* _Work to do_: Print the entries that appear below, exactly as written and without their pictures.

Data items
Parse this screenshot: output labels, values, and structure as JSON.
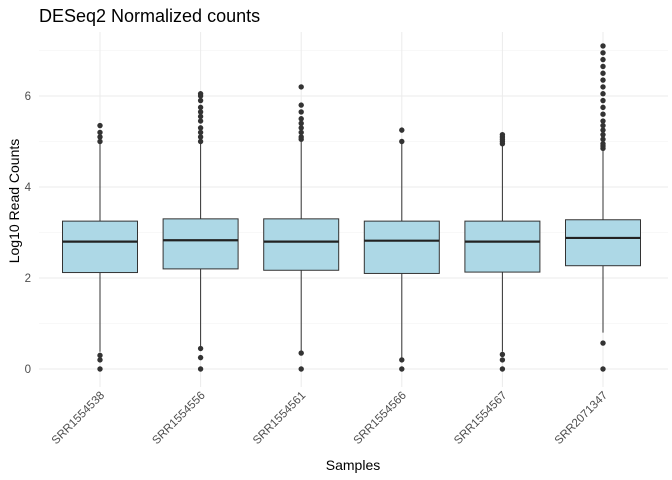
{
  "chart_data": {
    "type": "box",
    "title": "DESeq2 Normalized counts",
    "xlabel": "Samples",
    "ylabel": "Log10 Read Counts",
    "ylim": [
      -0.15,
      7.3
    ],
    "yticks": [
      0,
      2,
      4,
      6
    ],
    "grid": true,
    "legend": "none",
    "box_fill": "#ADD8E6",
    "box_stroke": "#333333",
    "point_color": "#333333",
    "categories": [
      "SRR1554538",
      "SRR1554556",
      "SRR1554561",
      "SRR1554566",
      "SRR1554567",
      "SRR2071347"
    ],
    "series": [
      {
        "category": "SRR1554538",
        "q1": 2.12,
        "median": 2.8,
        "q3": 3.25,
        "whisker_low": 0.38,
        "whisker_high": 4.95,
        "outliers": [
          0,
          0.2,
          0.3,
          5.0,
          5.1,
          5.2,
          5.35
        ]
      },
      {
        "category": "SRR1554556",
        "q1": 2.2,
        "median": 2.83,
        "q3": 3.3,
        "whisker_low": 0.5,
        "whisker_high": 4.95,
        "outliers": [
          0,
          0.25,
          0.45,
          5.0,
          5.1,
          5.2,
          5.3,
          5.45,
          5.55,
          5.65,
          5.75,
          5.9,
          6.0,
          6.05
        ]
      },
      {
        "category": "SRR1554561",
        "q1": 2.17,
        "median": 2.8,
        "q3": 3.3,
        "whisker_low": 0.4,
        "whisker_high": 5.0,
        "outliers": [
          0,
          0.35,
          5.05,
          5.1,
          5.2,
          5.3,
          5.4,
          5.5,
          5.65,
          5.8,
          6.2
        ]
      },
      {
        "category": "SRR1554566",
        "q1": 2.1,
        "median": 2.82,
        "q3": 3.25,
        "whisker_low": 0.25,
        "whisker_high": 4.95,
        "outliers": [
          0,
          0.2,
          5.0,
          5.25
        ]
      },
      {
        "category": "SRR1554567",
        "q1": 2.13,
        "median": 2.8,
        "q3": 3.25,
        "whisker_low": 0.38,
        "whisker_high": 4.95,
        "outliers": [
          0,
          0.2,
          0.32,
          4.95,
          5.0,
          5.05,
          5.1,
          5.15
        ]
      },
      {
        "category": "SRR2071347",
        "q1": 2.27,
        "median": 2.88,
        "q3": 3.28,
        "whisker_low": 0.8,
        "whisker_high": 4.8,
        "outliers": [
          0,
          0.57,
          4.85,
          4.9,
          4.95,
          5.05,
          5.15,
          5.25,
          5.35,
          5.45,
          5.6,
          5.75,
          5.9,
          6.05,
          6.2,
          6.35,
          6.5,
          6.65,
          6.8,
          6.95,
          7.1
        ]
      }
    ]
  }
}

* _Full response_:
Parse this screenshot: output labels, values, and structure as JSON.
{
  "chart_data": {
    "type": "box",
    "title": "DESeq2 Normalized counts",
    "xlabel": "Samples",
    "ylabel": "Log10 Read Counts",
    "ylim": [
      -0.15,
      7.3
    ],
    "yticks": [
      0,
      2,
      4,
      6
    ],
    "grid": true,
    "legend": "none",
    "box_fill": "#ADD8E6",
    "box_stroke": "#333333",
    "point_color": "#333333",
    "categories": [
      "SRR1554538",
      "SRR1554556",
      "SRR1554561",
      "SRR1554566",
      "SRR1554567",
      "SRR2071347"
    ],
    "series": [
      {
        "category": "SRR1554538",
        "q1": 2.12,
        "median": 2.8,
        "q3": 3.25,
        "whisker_low": 0.38,
        "whisker_high": 4.95,
        "outliers": [
          0,
          0.2,
          0.3,
          5.0,
          5.1,
          5.2,
          5.35
        ]
      },
      {
        "category": "SRR1554556",
        "q1": 2.2,
        "median": 2.83,
        "q3": 3.3,
        "whisker_low": 0.5,
        "whisker_high": 4.95,
        "outliers": [
          0,
          0.25,
          0.45,
          5.0,
          5.1,
          5.2,
          5.3,
          5.45,
          5.55,
          5.65,
          5.75,
          5.9,
          6.0,
          6.05
        ]
      },
      {
        "category": "SRR1554561",
        "q1": 2.17,
        "median": 2.8,
        "q3": 3.3,
        "whisker_low": 0.4,
        "whisker_high": 5.0,
        "outliers": [
          0,
          0.35,
          5.05,
          5.1,
          5.2,
          5.3,
          5.4,
          5.5,
          5.65,
          5.8,
          6.2
        ]
      },
      {
        "category": "SRR1554566",
        "q1": 2.1,
        "median": 2.82,
        "q3": 3.25,
        "whisker_low": 0.25,
        "whisker_high": 4.95,
        "outliers": [
          0,
          0.2,
          5.0,
          5.25
        ]
      },
      {
        "category": "SRR1554567",
        "q1": 2.13,
        "median": 2.8,
        "q3": 3.25,
        "whisker_low": 0.38,
        "whisker_high": 4.95,
        "outliers": [
          0,
          0.2,
          0.32,
          4.95,
          5.0,
          5.05,
          5.1,
          5.15
        ]
      },
      {
        "category": "SRR2071347",
        "q1": 2.27,
        "median": 2.88,
        "q3": 3.28,
        "whisker_low": 0.8,
        "whisker_high": 4.8,
        "outliers": [
          0,
          0.57,
          4.85,
          4.9,
          4.95,
          5.05,
          5.15,
          5.25,
          5.35,
          5.45,
          5.6,
          5.75,
          5.9,
          6.05,
          6.2,
          6.35,
          6.5,
          6.65,
          6.8,
          6.95,
          7.1
        ]
      }
    ]
  }
}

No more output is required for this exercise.